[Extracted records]
□ □ □ □ □ □ □
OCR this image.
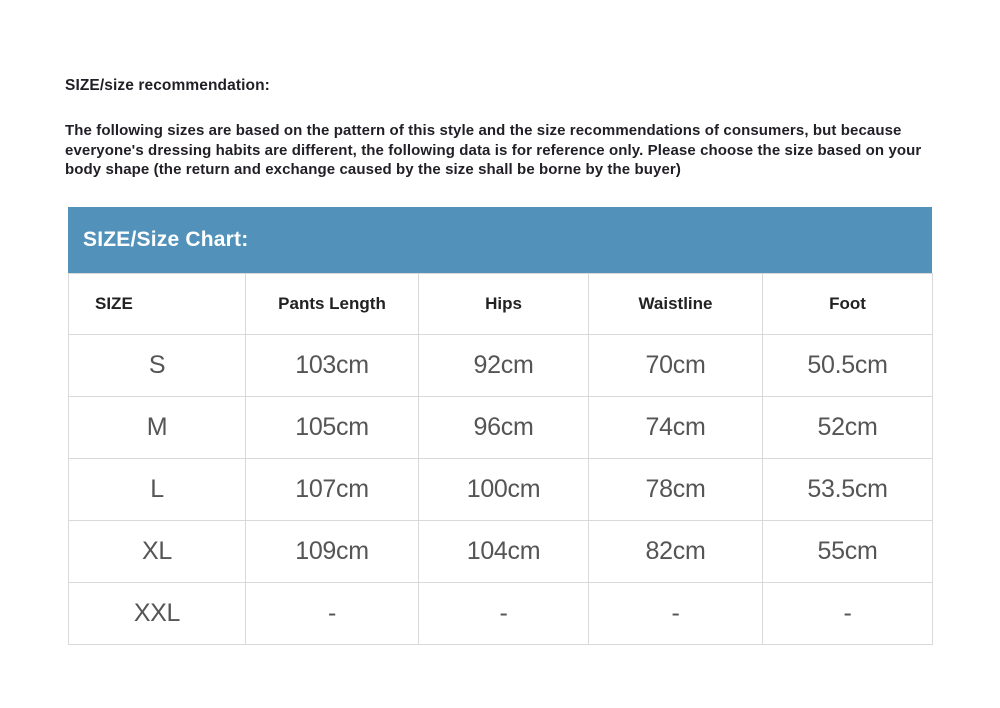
SIZE/size recommendation:
The following sizes are based on the pattern of this style and the size recommendations of consumers, but because everyone's dressing habits are different, the following data is for reference only. Please choose the size based on your body shape (the return and exchange caused by the size shall be borne by the buyer)
SIZE/Size Chart:
SIZE	Pants Length	Hips	Waistline	Foot
S	103cm	92cm	70cm	50.5cm
M	105cm	96cm	74cm	52cm
L	107cm	100cm	78cm	53.5cm
XL	109cm	104cm	82cm	55cm
XXL	-	-	-	-
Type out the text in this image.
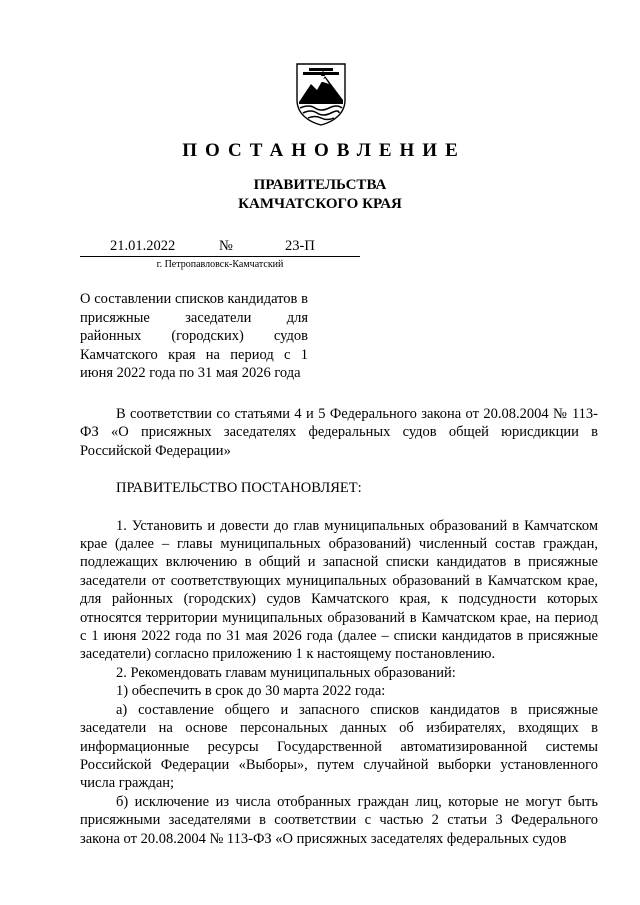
ПОСТАНОВЛЕНИЕ
ПРАВИТЕЛЬСТВА
КАМЧАТСКОГО КРАЯ
21.01.2022	№	23-П
г. Петропавловск-Камчатский
О составлении списков кандидатов в присяжные заседатели для районных (городских) судов Камчатского края на период с 1 июня 2022 года по 31 мая 2026 года

В соответствии со статьями 4 и 5 Федерального закона от 20.08.2004 № 113-ФЗ «О присяжных заседателях федеральных судов общей юрисдикции в Российской Федерации»

ПРАВИТЕЛЬСТВО ПОСТАНОВЛЯЕТ:

1. Установить и довести до глав муниципальных образований в Камчатском крае (далее – главы муниципальных образований) численный состав граждан, подлежащих включению в общий и запасной списки кандидатов в присяжные заседатели от соответствующих муниципальных образований в Камчатском крае, для районных (городских) судов Камчатского края, к подсудности которых относятся территории муниципальных образований в Камчатском крае, на период с 1 июня 2022 года по 31 мая 2026 года (далее – списки кандидатов в присяжные заседатели) согласно приложению 1 к настоящему постановлению.

2. Рекомендовать главам муниципальных образований:

1) обеспечить в срок до 30 марта 2022 года:

а) составление общего и запасного списков кандидатов в присяжные заседатели на основе персональных данных об избирателях, входящих в информационные ресурсы Государственной автоматизированной системы Российской Федерации «Выборы», путем случайной выборки установленного числа граждан;

б) исключение из числа отобранных граждан лиц, которые не могут быть присяжными заседателями в соответствии с частью 2 статьи 3 Федерального закона от 20.08.2004 № 113-ФЗ «О присяжных заседателях федеральных судов
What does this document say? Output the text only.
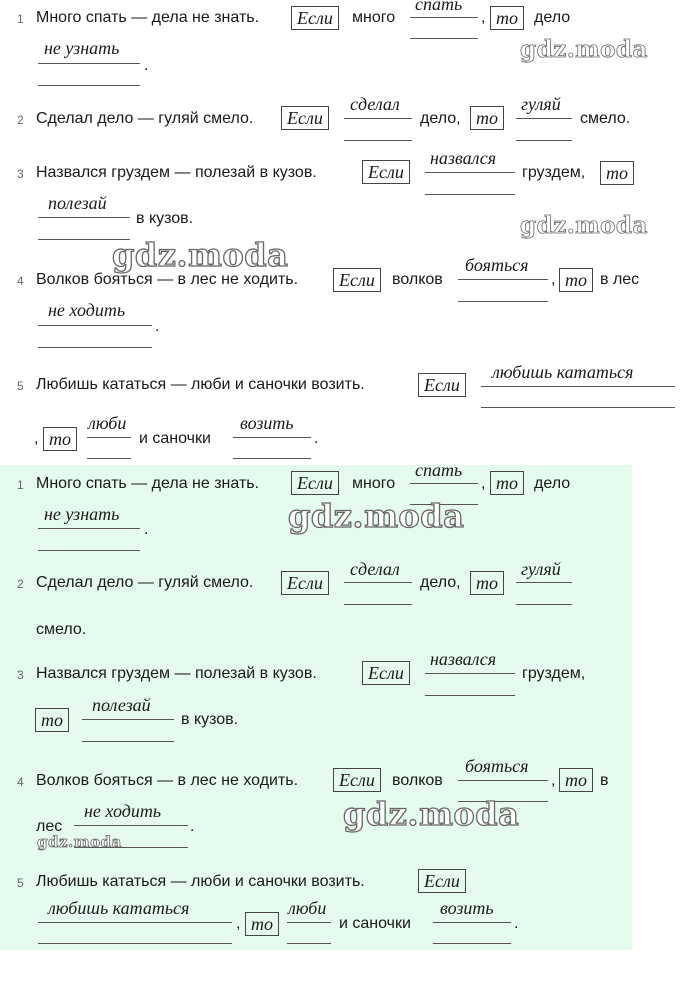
1 Много спать — дела не знать.	Если	много
спать
, то	дело
не узнать
.
gdz.moda
2 Сделал дело — гуляй смело.	Если
сделал
дело, то
гуляй
смело.
3 Назвался груздем — полезай в кузов.	Если
назвался
груздем,	то
полезай
в кузов.	gdz.moda
gdz.moda
4 Волков бояться — в лес не ходить.	Если	волков
бояться
, то в лес
не ходить
.
5 Любишь кататься — люби и саночки возить.	Если
любишь кататься
, то
люби
и саночки
возить
.
1 Много спать — дела не знать.	Если	много
спать
, то	дело
не узнать
.	gdz.moda
2 Сделал дело — гуляй смело.	Если
сделал
дело, то
гуляй
смело.
3 Назвался груздем — полезай в кузов.	Если
назвался
груздем,
то
полезай
в кузов.
4 Волков бояться — в лес не ходить.	Если	волков
бояться
, то в
лес
не ходить
.	gdz.moda
gdz.moda
5 Любишь кататься — люби и саночки возить.	Если
любишь кататься
, то
люби
и саночки
возить
.
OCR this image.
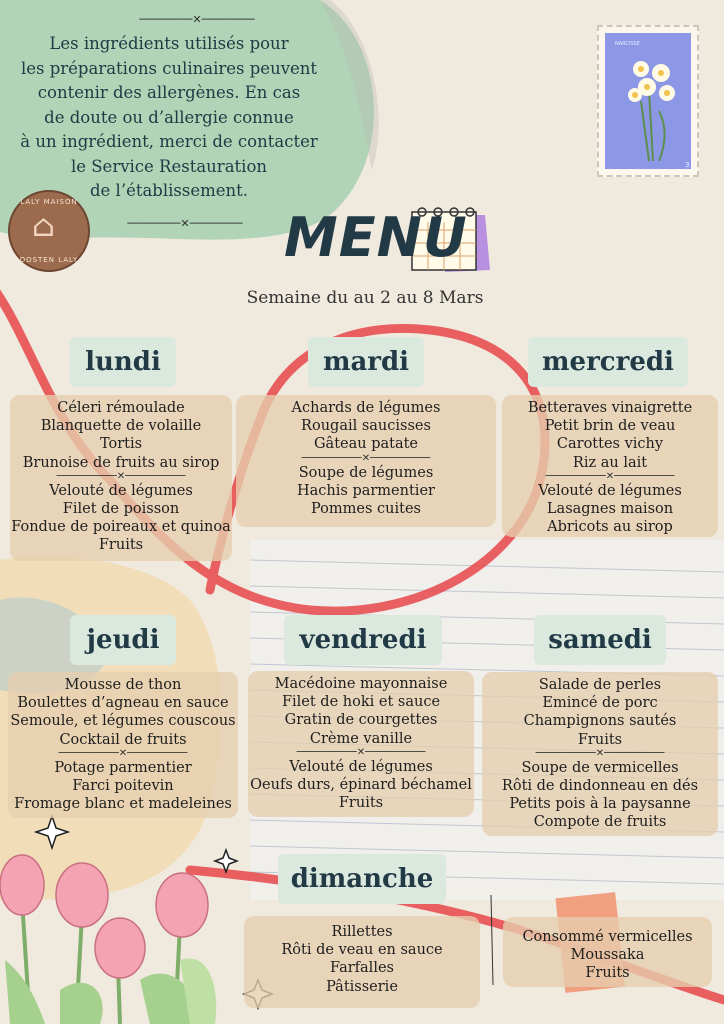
────────✕────────
Les ingrédients utilisés pour
les préparations culinaires peuvent
contenir des allergènes. En cas
de doute ou d’allergie connue
à un ingrédient, merci de contacter
le Service Restauration
de l’établissement.
────────✕────────
LALY MAISON
⌂
DOSTEN LALY
NARCISSE
3
MENU
Semaine du au 2 au 8 Mars
lundi	mardi	mercredi
jeudi	vendredi	samedi
dimanche
Céleri rémoulade
Blanquette de volaille
Tortis
Brunoise de fruits au sirop
──────────✕──────────
Velouté de légumes
Filet de poisson
Fondue de poireaux et quinoa
Fruits
Achards de légumes
Rougail saucisses
Gâteau patate
──────────✕──────────
Soupe de légumes
Hachis parmentier
Pommes cuites
Betteraves vinaigrette
Petit brin de veau
Carottes vichy
Riz au lait
──────────✕──────────
Velouté de légumes
Lasagnes maison
Abricots au sirop
Mousse de thon
Boulettes d’agneau en sauce
Semoule, et légumes couscous
Cocktail de fruits
──────────✕──────────
Potage parmentier
Farci poitevin
Fromage blanc et madeleines
Macédoine mayonnaise
Filet de hoki et sauce
Gratin de courgettes
Crème vanille
──────────✕──────────
Velouté de légumes
Oeufs durs, épinard béchamel
Fruits
Salade de perles
Emincé de porc
Champignons sautés
Fruits
──────────✕──────────
Soupe de vermicelles
Rôti de dindonneau en dés
Petits pois à la paysanne
Compote de fruits
Rillettes
Rôti de veau en sauce
Farfalles
Pâtisserie
Consommé vermicelles
Moussaka
Fruits
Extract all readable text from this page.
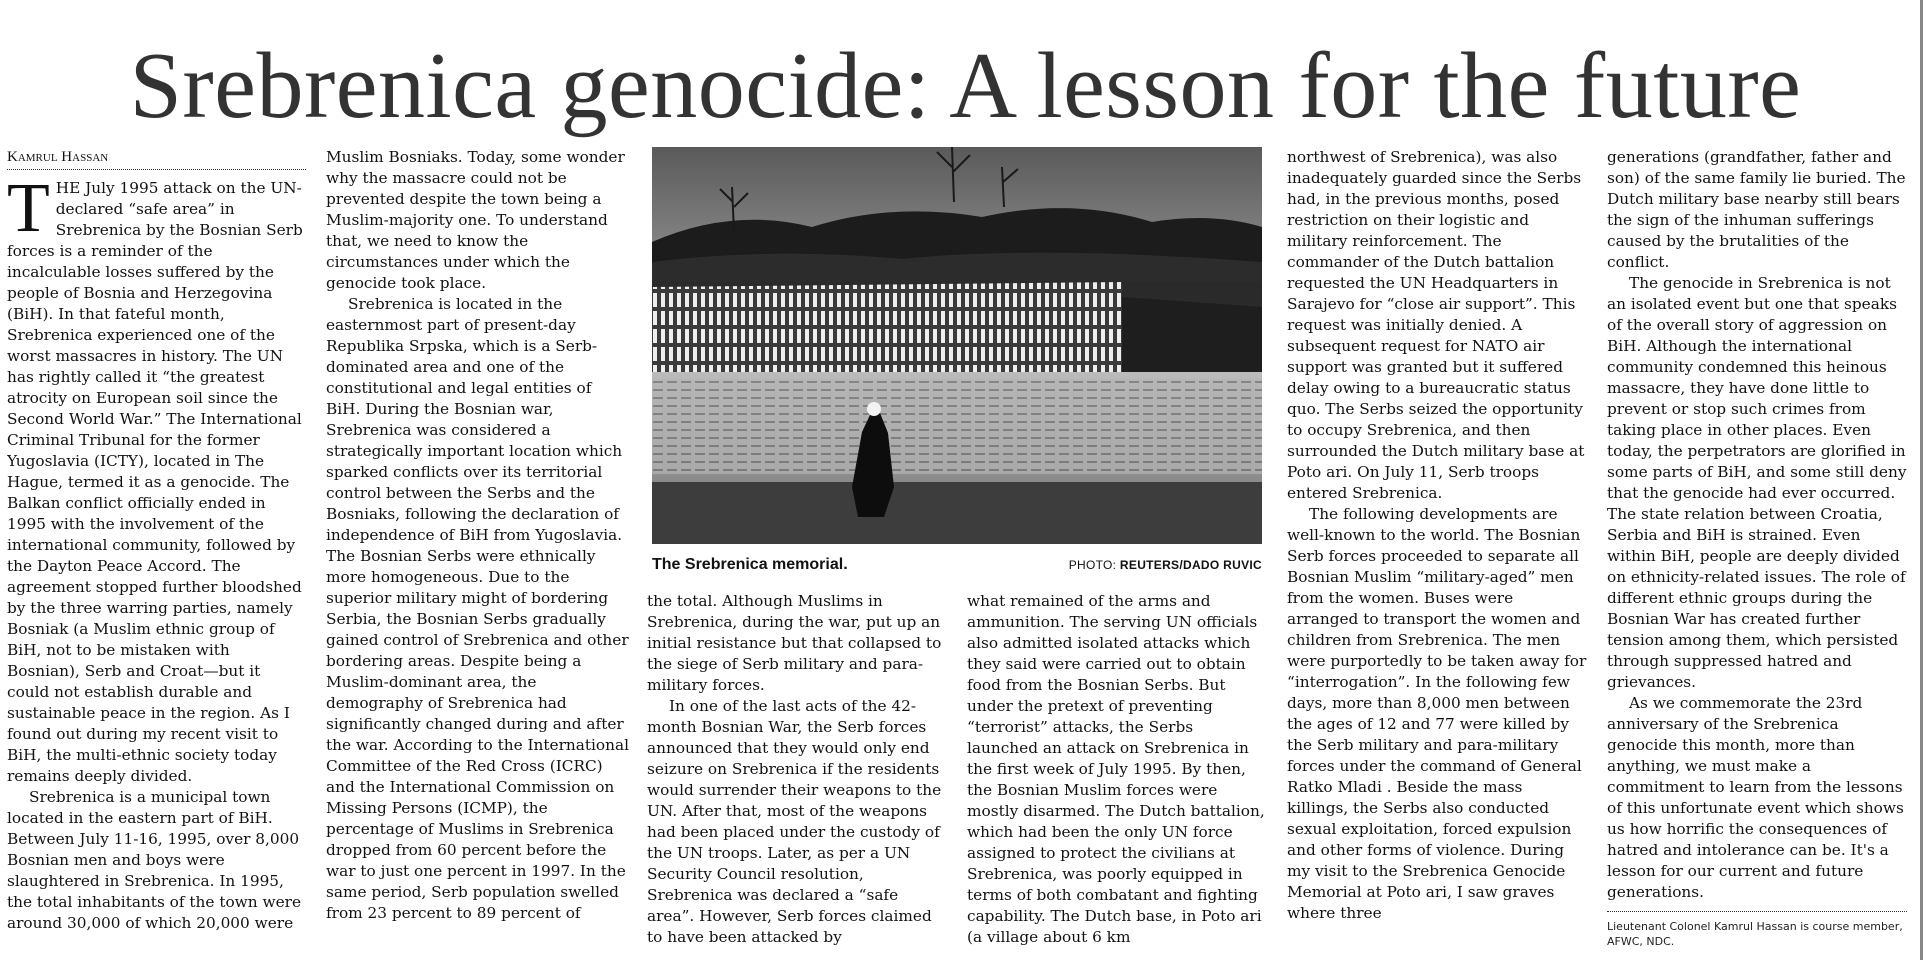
Srebrenica genocide: A lesson for the future
Kamrul Hassan

THE July 1995 attack on the UN-declared “safe area” in Srebrenica by the Bosnian Serb forces is a reminder of the incalculable losses suffered by the people of Bosnia and Herzegovina (BiH). In that fateful month, Srebrenica experienced one of the worst massacres in history. The UN has rightly called it “the greatest atrocity on European soil since the Second World War.” The International Criminal Tribunal for the former Yugoslavia (ICTY), located in The Hague, termed it as a genocide. The Balkan conflict officially ended in 1995 with the involvement of the international community, followed by the Dayton Peace Accord. The agreement stopped further bloodshed by the three warring parties, namely Bosniak (a Muslim ethnic group of BiH, not to be mistaken with Bosnian), Serb and Croat—but it could not establish durable and sustainable peace in the region. As I found out during my recent visit to BiH, the multi-ethnic society today remains deeply divided.

Srebrenica is a municipal town located in the eastern part of BiH. Between July 11-16, 1995, over 8,000 Bosnian men and boys were slaughtered in Srebrenica. In 1995, the total inhabitants of the town were around 30,000 of which 20,000 were

Muslim Bosniaks. Today, some wonder why the massacre could not be prevented despite the town being a Muslim-majority one. To understand that, we need to know the circumstances under which the genocide took place.

Srebrenica is located in the easternmost part of present-day Republika Srpska, which is a Serb-dominated area and one of the constitutional and legal entities of BiH. During the Bosnian war, Srebrenica was considered a strategically important location which sparked conflicts over its territorial control between the Serbs and the Bosniaks, following the declaration of independence of BiH from Yugoslavia. The Bosnian Serbs were ethnically more homogeneous. Due to the superior military might of bordering Serbia, the Bosnian Serbs gradually gained control of Srebrenica and other bordering areas. Despite being a Muslim-dominant area, the demography of Srebrenica had significantly changed during and after the war. According to the International Committee of the Red Cross (ICRC) and the International Commission on Missing Persons (ICMP), the percentage of Muslims in Srebrenica dropped from 60 percent before the war to just one percent in 1997. In the same period, Serb population swelled from 23 percent to 89 percent of

The Srebrenica memorial.	PHOTO: REUTERS/DADO RUVIC

the total. Although Muslims in Srebrenica, during the war, put up an initial resistance but that collapsed to the siege of Serb military and para-military forces.

In one of the last acts of the 42-month Bosnian War, the Serb forces announced that they would only end seizure on Srebrenica if the residents would surrender their weapons to the UN. After that, most of the weapons had been placed under the custody of the UN troops. Later, as per a UN Security Council resolution, Srebrenica was declared a “safe area”. However, Serb forces claimed to have been attacked by

what remained of the arms and ammunition. The serving UN officials also admitted isolated attacks which they said were carried out to obtain food from the Bosnian Serbs. But under the pretext of preventing “terrorist” attacks, the Serbs launched an attack on Srebrenica in the first week of July 1995. By then, the Bosnian Muslim forces were mostly disarmed. The Dutch battalion, which had been the only UN force assigned to protect the civilians at Srebrenica, was poorly equipped in terms of both combatant and fighting capability. The Dutch base, in Poto ari (a village about 6 km

northwest of Srebrenica), was also inadequately guarded since the Serbs had, in the previous months, posed restriction on their logistic and military reinforcement. The commander of the Dutch battalion requested the UN Headquarters in Sarajevo for “close air support”. This request was initially denied. A subsequent request for NATO air support was granted but it suffered delay owing to a bureaucratic status quo. The Serbs seized the opportunity to occupy Srebrenica, and then surrounded the Dutch military base at Poto ari. On July 11, Serb troops entered Srebrenica.

The following developments are well-known to the world. The Bosnian Serb forces proceeded to separate all Bosnian Muslim “military-aged” men from the women. Buses were arranged to transport the women and children from Srebrenica. The men were purportedly to be taken away for “interrogation”. In the following few days, more than 8,000 men between the ages of 12 and 77 were killed by the Serb military and para-military forces under the command of General Ratko Mladi . Beside the mass killings, the Serbs also conducted sexual exploitation, forced expulsion and other forms of violence. During my visit to the Srebrenica Genocide Memorial at Poto ari, I saw graves where three

generations (grandfather, father and son) of the same family lie buried. The Dutch military base nearby still bears the sign of the inhuman sufferings caused by the brutalities of the conflict.

The genocide in Srebrenica is not an isolated event but one that speaks of the overall story of aggression on BiH. Although the international community condemned this heinous massacre, they have done little to prevent or stop such crimes from taking place in other places. Even today, the perpetrators are glorified in some parts of BiH, and some still deny that the genocide had ever occurred. The state relation between Croatia, Serbia and BiH is strained. Even within BiH, people are deeply divided on ethnicity-related issues. The role of different ethnic groups during the Bosnian War has created further tension among them, which persisted through suppressed hatred and grievances.

As we commemorate the 23rd anniversary of the Srebrenica genocide this month, more than anything, we must make a commitment to learn from the lessons of this unfortunate event which shows us how horrific the consequences of hatred and intolerance can be. It's a lesson for our current and future generations.

Lieutenant Colonel Kamrul Hassan is course member, AFWC, NDC.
□ □ □ □ □ □ □
Working from the entries above, return all lines that contain "присяжные".

О составлении списков кандидатов в присяжные заседатели для районных (городских) судов Камчатского края на период с 1 июня 2022 года по 31 мая 2026 года
1. Установить и довести до глав муниципальных образований в Камчатском крае (далее – главы муниципальных образований) численный состав граждан, подлежащих включению в общий и запасной списки кандидатов в присяжные заседатели от соответствующих муниципальных образований в Камчатском крае, для районных (городских) судов Камчатского края, к подсудности которых относятся территории муниципальных образований в Камчатском крае, на период с 1 июня 2022 года по 31 мая 2026 года (далее – списки кандидатов в присяжные заседатели) согласно приложению 1 к настоящему постановлению.
а) составление общего и запасного списков кандидатов в присяжные заседатели на основе персональных данных об избирателях, входящих в информационные ресурсы Государственной автоматизированной системы Российской Федерации «Выборы», путем случайной выборки установленного числа граждан;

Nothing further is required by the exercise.